TASK: Find all lines in the listing that include the word "ylabel", then copy them.

[Entries with figure data]
+++

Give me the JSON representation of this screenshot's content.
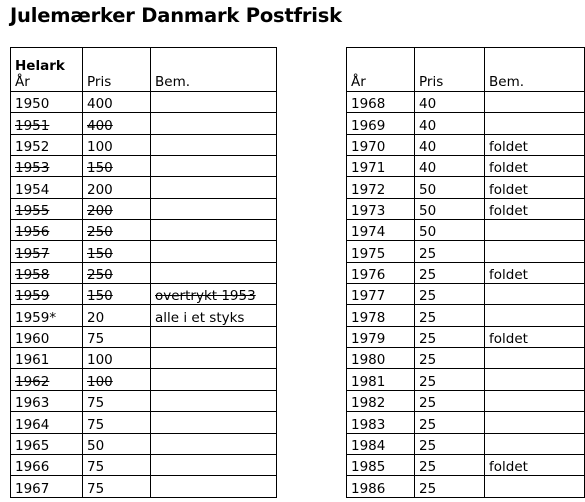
{
  "title": "Julemærker Danmark Postfrisk",
  "left_table": {
    "group_label": "Helark",
    "headers": [
      "År",
      "Pris",
      "Bem."
    ],
    "rows": [
      {
        "year": "1950",
        "price": "400",
        "note": "",
        "struck": false,
        "note_struck": false
      },
      {
        "year": "1951",
        "price": "400",
        "note": "",
        "struck": true,
        "note_struck": false
      },
      {
        "year": "1952",
        "price": "100",
        "note": "",
        "struck": false,
        "note_struck": false
      },
      {
        "year": "1953",
        "price": "150",
        "note": "",
        "struck": true,
        "note_struck": false
      },
      {
        "year": "1954",
        "price": "200",
        "note": "",
        "struck": false,
        "note_struck": false
      },
      {
        "year": "1955",
        "price": "200",
        "note": "",
        "struck": true,
        "note_struck": false
      },
      {
        "year": "1956",
        "price": "250",
        "note": "",
        "struck": true,
        "note_struck": false
      },
      {
        "year": "1957",
        "price": "150",
        "note": "",
        "struck": true,
        "note_struck": false
      },
      {
        "year": "1958",
        "price": "250",
        "note": "",
        "struck": true,
        "note_struck": false
      },
      {
        "year": "1959",
        "price": "150",
        "note": "overtrykt 1953",
        "struck": true,
        "note_struck": true
      },
      {
        "year": "1959*",
        "price": "20",
        "note": "alle i et styks",
        "struck": false,
        "note_struck": false
      },
      {
        "year": "1960",
        "price": "75",
        "note": "",
        "struck": false,
        "note_struck": false
      },
      {
        "year": "1961",
        "price": "100",
        "note": "",
        "struck": false,
        "note_struck": false
      },
      {
        "year": "1962",
        "price": "100",
        "note": "",
        "struck": true,
        "note_struck": false
      },
      {
        "year": "1963",
        "price": "75",
        "note": "",
        "struck": false,
        "note_struck": false
      },
      {
        "year": "1964",
        "price": "75",
        "note": "",
        "struck": false,
        "note_struck": false
      },
      {
        "year": "1965",
        "price": "50",
        "note": "",
        "struck": false,
        "note_struck": false
      },
      {
        "year": "1966",
        "price": "75",
        "note": "",
        "struck": false,
        "note_struck": false
      },
      {
        "year": "1967",
        "price": "75",
        "note": "",
        "struck": false,
        "note_struck": false
      }
    ]
  },
  "right_table": {
    "headers": [
      "År",
      "Pris",
      "Bem."
    ],
    "rows": [
      {
        "year": "1968",
        "price": "40",
        "note": ""
      },
      {
        "year": "1969",
        "price": "40",
        "note": ""
      },
      {
        "year": "1970",
        "price": "40",
        "note": "foldet"
      },
      {
        "year": "1971",
        "price": "40",
        "note": "foldet"
      },
      {
        "year": "1972",
        "price": "50",
        "note": "foldet"
      },
      {
        "year": "1973",
        "price": "50",
        "note": "foldet"
      },
      {
        "year": "1974",
        "price": "50",
        "note": ""
      },
      {
        "year": "1975",
        "price": "25",
        "note": ""
      },
      {
        "year": "1976",
        "price": "25",
        "note": "foldet"
      },
      {
        "year": "1977",
        "price": "25",
        "note": ""
      },
      {
        "year": "1978",
        "price": "25",
        "note": ""
      },
      {
        "year": "1979",
        "price": "25",
        "note": "foldet"
      },
      {
        "year": "1980",
        "price": "25",
        "note": ""
      },
      {
        "year": "1981",
        "price": "25",
        "note": ""
      },
      {
        "year": "1982",
        "price": "25",
        "note": ""
      },
      {
        "year": "1983",
        "price": "25",
        "note": ""
      },
      {
        "year": "1984",
        "price": "25",
        "note": ""
      },
      {
        "year": "1985",
        "price": "25",
        "note": "foldet"
      },
      {
        "year": "1986",
        "price": "25",
        "note": ""
      }
    ]
  }
}
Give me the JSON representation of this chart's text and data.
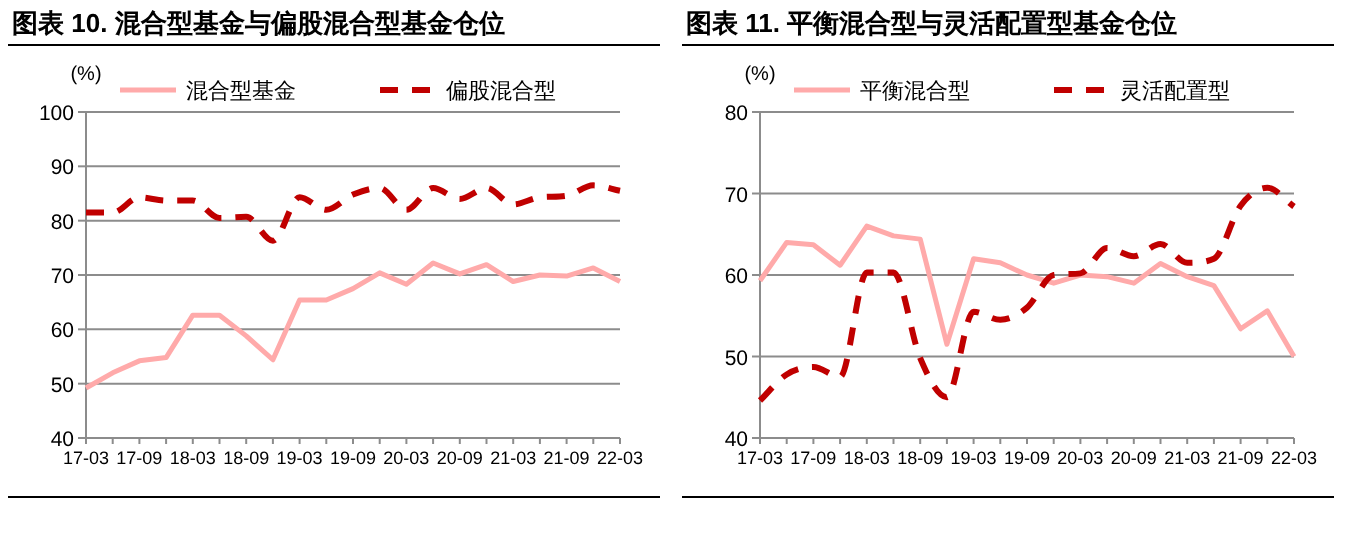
{
  "chart_data": [
    {
      "type": "line",
      "title": "图表 10. 混合型基金与偏股混合型基金仓位",
      "ylabel": "(%)",
      "categories": [
        "17-03",
        null,
        "17-09",
        null,
        "18-03",
        null,
        "18-09",
        null,
        "19-03",
        null,
        "19-09",
        null,
        "20-03",
        null,
        "20-09",
        null,
        "21-03",
        null,
        "21-09",
        null,
        "22-03"
      ],
      "ylim": [
        40,
        100
      ],
      "yticks": [
        40,
        50,
        60,
        70,
        80,
        90,
        100
      ],
      "grid": "y",
      "legend": "top",
      "series": [
        {
          "name": "混合型基金",
          "color": "#ffaaaa",
          "line_style": "solid",
          "values": [
            49.2,
            52,
            54.2,
            54.8,
            62.6,
            62.6,
            58.8,
            54.4,
            65.4,
            65.4,
            67.5,
            70.4,
            68.3,
            72.2,
            70.2,
            71.9,
            68.8,
            70,
            69.8,
            71.3,
            68.8
          ]
        },
        {
          "name": "偏股混合型",
          "color": "#c00000",
          "line_style": "dashed",
          "values": [
            81.5,
            81.5,
            84.3,
            83.7,
            83.7,
            80.5,
            80.7,
            76.3,
            84.3,
            82,
            84.8,
            86,
            82,
            86,
            84,
            86,
            83,
            84.3,
            84.6,
            86.5,
            85.5
          ]
        }
      ]
    },
    {
      "type": "line",
      "title": "图表 11. 平衡混合型与灵活配置型基金仓位",
      "ylabel": "(%)",
      "categories": [
        "17-03",
        null,
        "17-09",
        null,
        "18-03",
        null,
        "18-09",
        null,
        "19-03",
        null,
        "19-09",
        null,
        "20-03",
        null,
        "20-09",
        null,
        "21-03",
        null,
        "21-09",
        null,
        "22-03"
      ],
      "ylim": [
        40,
        80
      ],
      "yticks": [
        40,
        50,
        60,
        70,
        80
      ],
      "grid": "y",
      "legend": "top",
      "series": [
        {
          "name": "平衡混合型",
          "color": "#ffaaaa",
          "line_style": "solid",
          "values": [
            59.3,
            64,
            63.7,
            61.2,
            66,
            64.8,
            64.4,
            51.5,
            62,
            61.5,
            60,
            59,
            60,
            59.8,
            59,
            61.4,
            59.8,
            58.7,
            53.4,
            55.6,
            50
          ]
        },
        {
          "name": "灵活配置型",
          "color": "#c00000",
          "line_style": "dashed",
          "values": [
            44.6,
            47.8,
            48.7,
            47.5,
            60.3,
            60.3,
            49.8,
            45,
            55.5,
            54.5,
            56,
            60,
            60.2,
            63.3,
            62.3,
            63.8,
            61.5,
            62,
            68.5,
            70.7,
            68.4
          ]
        }
      ]
    }
  ]
}
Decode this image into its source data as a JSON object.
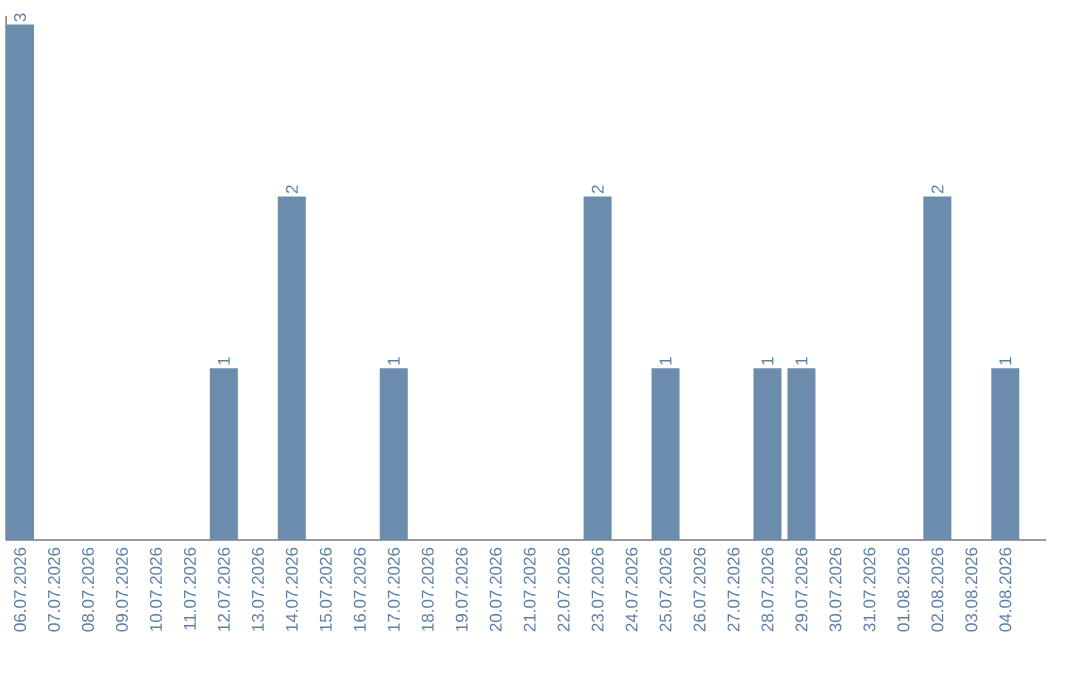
{
  "chart_data": {
    "type": "bar",
    "categories": [
      "06.07.2026",
      "07.07.2026",
      "08.07.2026",
      "09.07.2026",
      "10.07.2026",
      "11.07.2026",
      "12.07.2026",
      "13.07.2026",
      "14.07.2026",
      "15.07.2026",
      "16.07.2026",
      "17.07.2026",
      "18.07.2026",
      "19.07.2026",
      "20.07.2026",
      "21.07.2026",
      "22.07.2026",
      "23.07.2026",
      "24.07.2026",
      "25.07.2026",
      "26.07.2026",
      "27.07.2026",
      "28.07.2026",
      "29.07.2026",
      "30.07.2026",
      "31.07.2026",
      "01.08.2026",
      "02.08.2026",
      "03.08.2026",
      "04.08.2026"
    ],
    "values": [
      3,
      0,
      0,
      0,
      0,
      0,
      1,
      0,
      2,
      0,
      0,
      1,
      0,
      0,
      0,
      0,
      0,
      2,
      0,
      1,
      0,
      0,
      1,
      1,
      0,
      0,
      0,
      2,
      0,
      1
    ],
    "value_labels": [
      "3",
      null,
      null,
      null,
      null,
      null,
      "1",
      null,
      "2",
      null,
      null,
      "1",
      null,
      null,
      null,
      null,
      null,
      "2",
      null,
      "1",
      null,
      null,
      "1",
      "1",
      null,
      null,
      null,
      "2",
      null,
      "1"
    ],
    "color": "#6b8cad",
    "ylim": [
      0,
      3.05
    ],
    "tick_labels": "x"
  }
}
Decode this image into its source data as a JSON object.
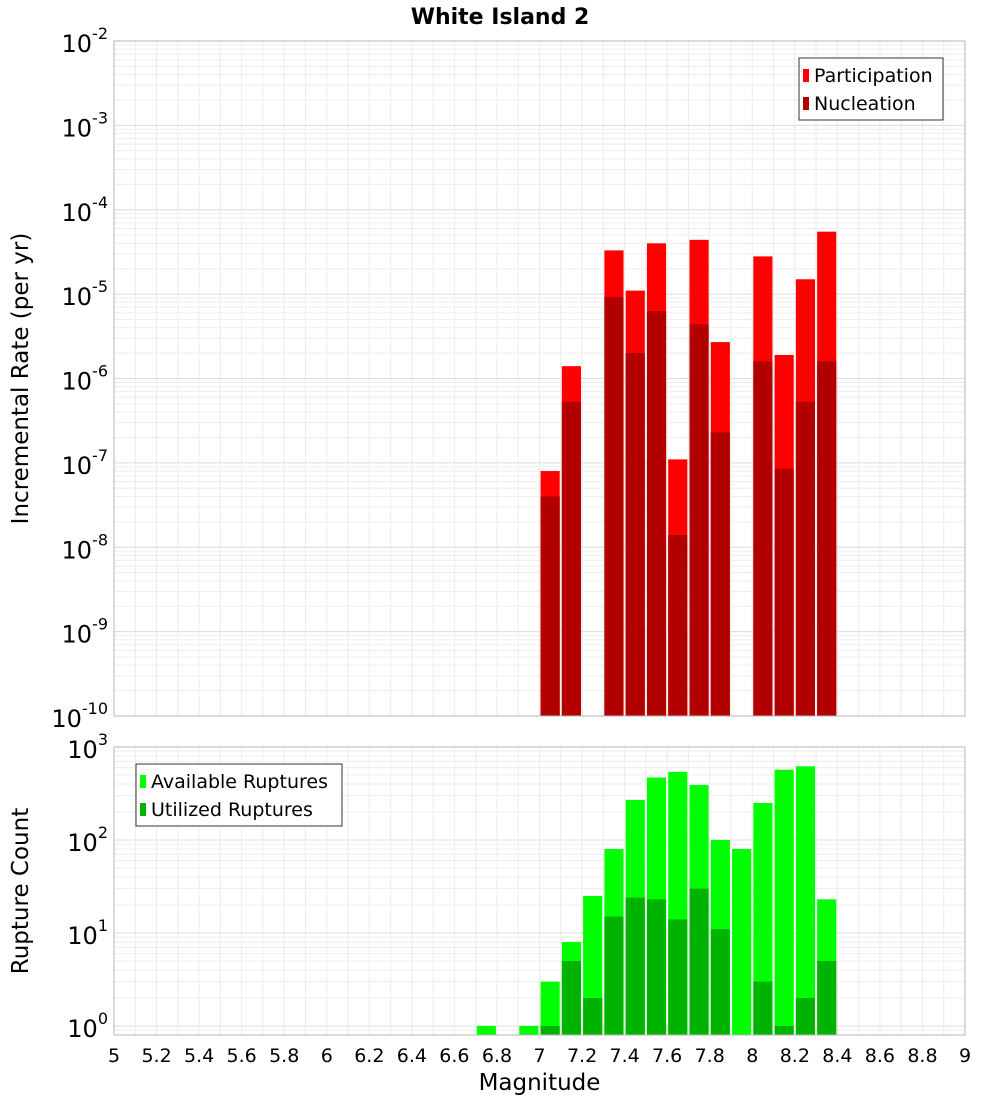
{
  "title": "White Island 2",
  "chart_data": [
    {
      "type": "bar",
      "title": "White Island 2",
      "xlabel": "",
      "ylabel": "Incremental Rate (per yr)",
      "yscale": "log",
      "ylim": [
        1e-10,
        0.01
      ],
      "xlim": [
        5,
        9
      ],
      "y_tick_labels": [
        {
          "base": "10",
          "exp": "-10"
        },
        {
          "base": "10",
          "exp": "-9"
        },
        {
          "base": "10",
          "exp": "-8"
        },
        {
          "base": "10",
          "exp": "-7"
        },
        {
          "base": "10",
          "exp": "-6"
        },
        {
          "base": "10",
          "exp": "-5"
        },
        {
          "base": "10",
          "exp": "-4"
        },
        {
          "base": "10",
          "exp": "-3"
        },
        {
          "base": "10",
          "exp": "-2"
        }
      ],
      "grid": true,
      "legend_position": "top-right",
      "bar_width": 0.09,
      "series": [
        {
          "name": "Participation",
          "color": "#ff0000",
          "points": [
            [
              7.05,
              8e-08
            ],
            [
              7.15,
              1.4e-06
            ],
            [
              7.35,
              3.3e-05
            ],
            [
              7.45,
              1.1e-05
            ],
            [
              7.55,
              4e-05
            ],
            [
              7.65,
              1.1e-07
            ],
            [
              7.75,
              4.4e-05
            ],
            [
              7.85,
              2.7e-06
            ],
            [
              8.05,
              2.8e-05
            ],
            [
              8.15,
              1.9e-06
            ],
            [
              8.25,
              1.5e-05
            ],
            [
              8.35,
              5.5e-05
            ]
          ]
        },
        {
          "name": "Nucleation",
          "color": "#b20000",
          "points": [
            [
              7.05,
              4e-08
            ],
            [
              7.15,
              5.3e-07
            ],
            [
              7.35,
              9.2e-06
            ],
            [
              7.45,
              2e-06
            ],
            [
              7.55,
              6.3e-06
            ],
            [
              7.65,
              1.4e-08
            ],
            [
              7.75,
              4.4e-06
            ],
            [
              7.85,
              2.3e-07
            ],
            [
              8.05,
              1.6e-06
            ],
            [
              8.15,
              8.5e-08
            ],
            [
              8.25,
              5.3e-07
            ],
            [
              8.35,
              1.6e-06
            ]
          ]
        }
      ]
    },
    {
      "type": "bar",
      "title": "",
      "xlabel": "Magnitude",
      "ylabel": "Rupture Count",
      "yscale": "log",
      "ylim": [
        0.8,
        1000
      ],
      "xlim": [
        5,
        9
      ],
      "y_tick_labels": [
        {
          "base": "10",
          "exp": "0",
          "value": 1
        },
        {
          "base": "10",
          "exp": "1",
          "value": 10
        },
        {
          "base": "10",
          "exp": "2",
          "value": 100
        },
        {
          "base": "10",
          "exp": "3",
          "value": 1000
        }
      ],
      "x_tick_labels": [
        "5",
        "5.2",
        "5.4",
        "5.6",
        "5.8",
        "6",
        "6.2",
        "6.4",
        "6.6",
        "6.8",
        "7",
        "7.2",
        "7.4",
        "7.6",
        "7.8",
        "8",
        "8.2",
        "8.4",
        "8.6",
        "8.8",
        "9"
      ],
      "grid": true,
      "legend_position": "top-left",
      "bar_width": 0.09,
      "series": [
        {
          "name": "Available Ruptures",
          "color": "#00ff00",
          "points": [
            [
              6.75,
              1
            ],
            [
              6.95,
              1
            ],
            [
              7.05,
              3
            ],
            [
              7.15,
              8
            ],
            [
              7.25,
              25
            ],
            [
              7.35,
              80
            ],
            [
              7.45,
              270
            ],
            [
              7.55,
              470
            ],
            [
              7.65,
              540
            ],
            [
              7.75,
              390
            ],
            [
              7.85,
              100
            ],
            [
              7.95,
              80
            ],
            [
              8.05,
              250
            ],
            [
              8.15,
              570
            ],
            [
              8.25,
              620
            ],
            [
              8.35,
              23
            ]
          ]
        },
        {
          "name": "Utilized Ruptures",
          "color": "#00b300",
          "points": [
            [
              7.05,
              1
            ],
            [
              7.15,
              5
            ],
            [
              7.25,
              2
            ],
            [
              7.35,
              15
            ],
            [
              7.45,
              24
            ],
            [
              7.55,
              23
            ],
            [
              7.65,
              14
            ],
            [
              7.75,
              30
            ],
            [
              7.85,
              11
            ],
            [
              8.05,
              3
            ],
            [
              8.15,
              1
            ],
            [
              8.25,
              2
            ],
            [
              8.35,
              5
            ]
          ]
        }
      ]
    }
  ]
}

+++

WRITTEN ANSWER:
      "ylabel": "(%)",
      "ylabel": "(%)",
      "ylabel": "Incremental Rate (per yr)",
      "ylabel": "Rupture Count",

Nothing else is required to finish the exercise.